### Prompt
Without skipping anything, write out each record below exactly.

### Task input
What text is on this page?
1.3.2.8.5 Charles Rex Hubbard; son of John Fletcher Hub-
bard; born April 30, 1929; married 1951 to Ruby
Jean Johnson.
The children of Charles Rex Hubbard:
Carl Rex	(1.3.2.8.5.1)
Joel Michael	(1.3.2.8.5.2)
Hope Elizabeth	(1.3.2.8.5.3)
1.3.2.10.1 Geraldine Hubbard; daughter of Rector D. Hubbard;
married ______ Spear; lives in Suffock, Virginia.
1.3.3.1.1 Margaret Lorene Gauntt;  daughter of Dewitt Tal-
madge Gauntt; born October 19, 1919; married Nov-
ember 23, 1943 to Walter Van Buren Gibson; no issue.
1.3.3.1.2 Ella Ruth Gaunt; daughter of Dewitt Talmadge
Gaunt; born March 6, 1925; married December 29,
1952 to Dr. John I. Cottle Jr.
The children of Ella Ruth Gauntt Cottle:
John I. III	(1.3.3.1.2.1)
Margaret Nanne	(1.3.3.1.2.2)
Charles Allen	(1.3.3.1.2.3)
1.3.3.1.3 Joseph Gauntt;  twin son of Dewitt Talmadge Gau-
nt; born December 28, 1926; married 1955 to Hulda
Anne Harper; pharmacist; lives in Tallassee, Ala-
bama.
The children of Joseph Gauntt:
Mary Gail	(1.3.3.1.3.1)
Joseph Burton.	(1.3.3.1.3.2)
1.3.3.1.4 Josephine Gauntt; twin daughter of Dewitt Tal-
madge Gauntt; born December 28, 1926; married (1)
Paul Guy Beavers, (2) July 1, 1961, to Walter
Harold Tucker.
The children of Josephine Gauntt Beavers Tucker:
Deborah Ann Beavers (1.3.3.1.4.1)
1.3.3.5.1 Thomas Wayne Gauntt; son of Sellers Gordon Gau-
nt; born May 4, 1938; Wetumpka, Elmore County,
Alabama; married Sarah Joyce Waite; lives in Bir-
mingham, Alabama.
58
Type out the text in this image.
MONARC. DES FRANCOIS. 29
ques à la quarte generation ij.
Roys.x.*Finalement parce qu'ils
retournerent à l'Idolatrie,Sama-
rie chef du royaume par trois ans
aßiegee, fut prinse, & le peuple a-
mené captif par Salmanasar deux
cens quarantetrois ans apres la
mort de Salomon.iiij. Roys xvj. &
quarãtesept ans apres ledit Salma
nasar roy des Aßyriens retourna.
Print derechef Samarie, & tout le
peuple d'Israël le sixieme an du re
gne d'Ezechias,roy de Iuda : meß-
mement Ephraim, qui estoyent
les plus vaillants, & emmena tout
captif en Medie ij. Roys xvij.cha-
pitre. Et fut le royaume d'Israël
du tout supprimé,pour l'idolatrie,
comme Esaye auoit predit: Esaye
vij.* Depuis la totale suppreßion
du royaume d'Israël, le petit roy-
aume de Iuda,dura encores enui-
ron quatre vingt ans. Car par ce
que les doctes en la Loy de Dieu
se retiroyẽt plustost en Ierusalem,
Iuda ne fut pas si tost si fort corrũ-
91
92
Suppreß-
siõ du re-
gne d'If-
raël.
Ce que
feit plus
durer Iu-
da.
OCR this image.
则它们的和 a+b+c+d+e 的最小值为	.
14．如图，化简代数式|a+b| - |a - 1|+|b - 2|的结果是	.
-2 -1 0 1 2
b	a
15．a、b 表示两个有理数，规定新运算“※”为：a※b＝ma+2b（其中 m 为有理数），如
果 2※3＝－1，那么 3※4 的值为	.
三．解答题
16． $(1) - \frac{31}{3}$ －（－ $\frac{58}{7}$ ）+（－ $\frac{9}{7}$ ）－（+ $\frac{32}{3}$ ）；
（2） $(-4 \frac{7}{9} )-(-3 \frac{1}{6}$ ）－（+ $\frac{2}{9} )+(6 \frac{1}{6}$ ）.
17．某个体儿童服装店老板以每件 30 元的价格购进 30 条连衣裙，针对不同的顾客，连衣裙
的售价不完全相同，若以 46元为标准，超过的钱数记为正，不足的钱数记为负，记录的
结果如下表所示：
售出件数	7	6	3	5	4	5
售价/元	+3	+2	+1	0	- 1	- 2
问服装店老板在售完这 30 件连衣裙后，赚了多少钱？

### Result of this exercise
What text is on this page?
1.3.2.8.5 Charles Rex Hubbard; son of John Fletcher Hub-
bard; born April 30, 1929; married 1951 to Ruby
Jean Johnson.
The children of Charles Rex Hubbard:
Carl Rex	(1.3.2.8.5.1)
Joel Michael	(1.3.2.8.5.2)
Hope Elizabeth	(1.3.2.8.5.3)
1.3.2.10.1 Geraldine Hubbard; daughter of Rector D. Hubbard;
married ______ Spear; lives in Suffock, Virginia.
1.3.3.1.1 Margaret Lorene Gauntt;  daughter of Dewitt Tal-
madge Gauntt; born October 19, 1919; married Nov-
ember 23, 1943 to Walter Van Buren Gibson; no issue.
1.3.3.1.2 Ella Ruth Gaunt; daughter of Dewitt Talmadge
Gaunt; born March 6, 1925; married December 29,
1952 to Dr. John I. Cottle Jr.
The children of Ella Ruth Gauntt Cottle:
John I. III	(1.3.3.1.2.1)
Margaret Nanne	(1.3.3.1.2.2)
Charles Allen	(1.3.3.1.2.3)
1.3.3.1.3 Joseph Gauntt;  twin son of Dewitt Talmadge Gau-
nt; born December 28, 1926; married 1955 to Hulda
Anne Harper; pharmacist; lives in Tallassee, Ala-
bama.
The children of Joseph Gauntt:
Mary Gail	(1.3.3.1.3.1)
Joseph Burton.	(1.3.3.1.3.2)
1.3.3.1.4 Josephine Gauntt; twin daughter of Dewitt Tal-
madge Gauntt; born December 28, 1926; married (1)
Paul Guy Beavers, (2) July 1, 1961, to Walter
Harold Tucker.
The children of Josephine Gauntt Beavers Tucker:
Deborah Ann Beavers (1.3.3.1.4.1)
1.3.3.5.1 Thomas Wayne Gauntt; son of Sellers Gordon Gau-
nt; born May 4, 1938; Wetumpka, Elmore County,
Alabama; married Sarah Joyce Waite; lives in Bir-
mingham, Alabama.
58
Type out the text in this image.
MONARC. DES FRANCOIS. 29
ques à la quarte generation ij.
Roys.x.*Finalement parce qu'ils
retournerent à l'Idolatrie,Sama-
rie chef du royaume par trois ans
aßiegee, fut prinse, & le peuple a-
mené captif par Salmanasar deux
cens quarantetrois ans apres la
mort de Salomon.iiij. Roys xvj. &
quarãtesept ans apres ledit Salma
nasar roy des Aßyriens retourna.
Print derechef Samarie, & tout le
peuple d'Israël le sixieme an du re
gne d'Ezechias,roy de Iuda : meß-
mement Ephraim, qui estoyent
les plus vaillants, & emmena tout
captif en Medie ij. Roys xvij.cha-
pitre. Et fut le royaume d'Israël
du tout supprimé,pour l'idolatrie,
comme Esaye auoit predit: Esaye
vij.* Depuis la totale suppreßion
du royaume d'Israël, le petit roy-
aume de Iuda,dura encores enui-
ron quatre vingt ans. Car par ce
que les doctes en la Loy de Dieu
se retiroyẽt plustost en Ierusalem,
Iuda ne fut pas si tost si fort corrũ-
91
92
Suppreß-
siõ du re-
gne d'If-
raël.
Ce que
feit plus
durer Iu-
da.
OCR this image.
则它们的和 a+b+c+d+e 的最小值为	.
14．如图，化简代数式|a+b| - |a - 1|+|b - 2|的结果是	.
-2 -1 0 1 2
b	a
15．a、b 表示两个有理数，规定新运算“※”为：a※b＝ma+2b（其中 m 为有理数），如
果 2※3＝－1，那么 3※4 的值为	.
三．解答题
16． $(1) - \frac{31}{3}$ －（－ $\frac{58}{7}$ ）+（－ $\frac{9}{7}$ ）－（+ $\frac{32}{3}$ ）；
（2） $(-4 \frac{7}{9} )-(-3 \frac{1}{6}$ ）－（+ $\frac{2}{9} )+(6 \frac{1}{6}$ ）.
17．某个体儿童服装店老板以每件 30 元的价格购进 30 条连衣裙，针对不同的顾客，连衣裙
的售价不完全相同，若以 46元为标准，超过的钱数记为正，不足的钱数记为负，记录的
结果如下表所示：
售出件数	7	6	3	5	4	5
售价/元	+3	+2	+1	0	- 1	- 2
问服装店老板在售完这 30 件连衣裙后，赚了多少钱？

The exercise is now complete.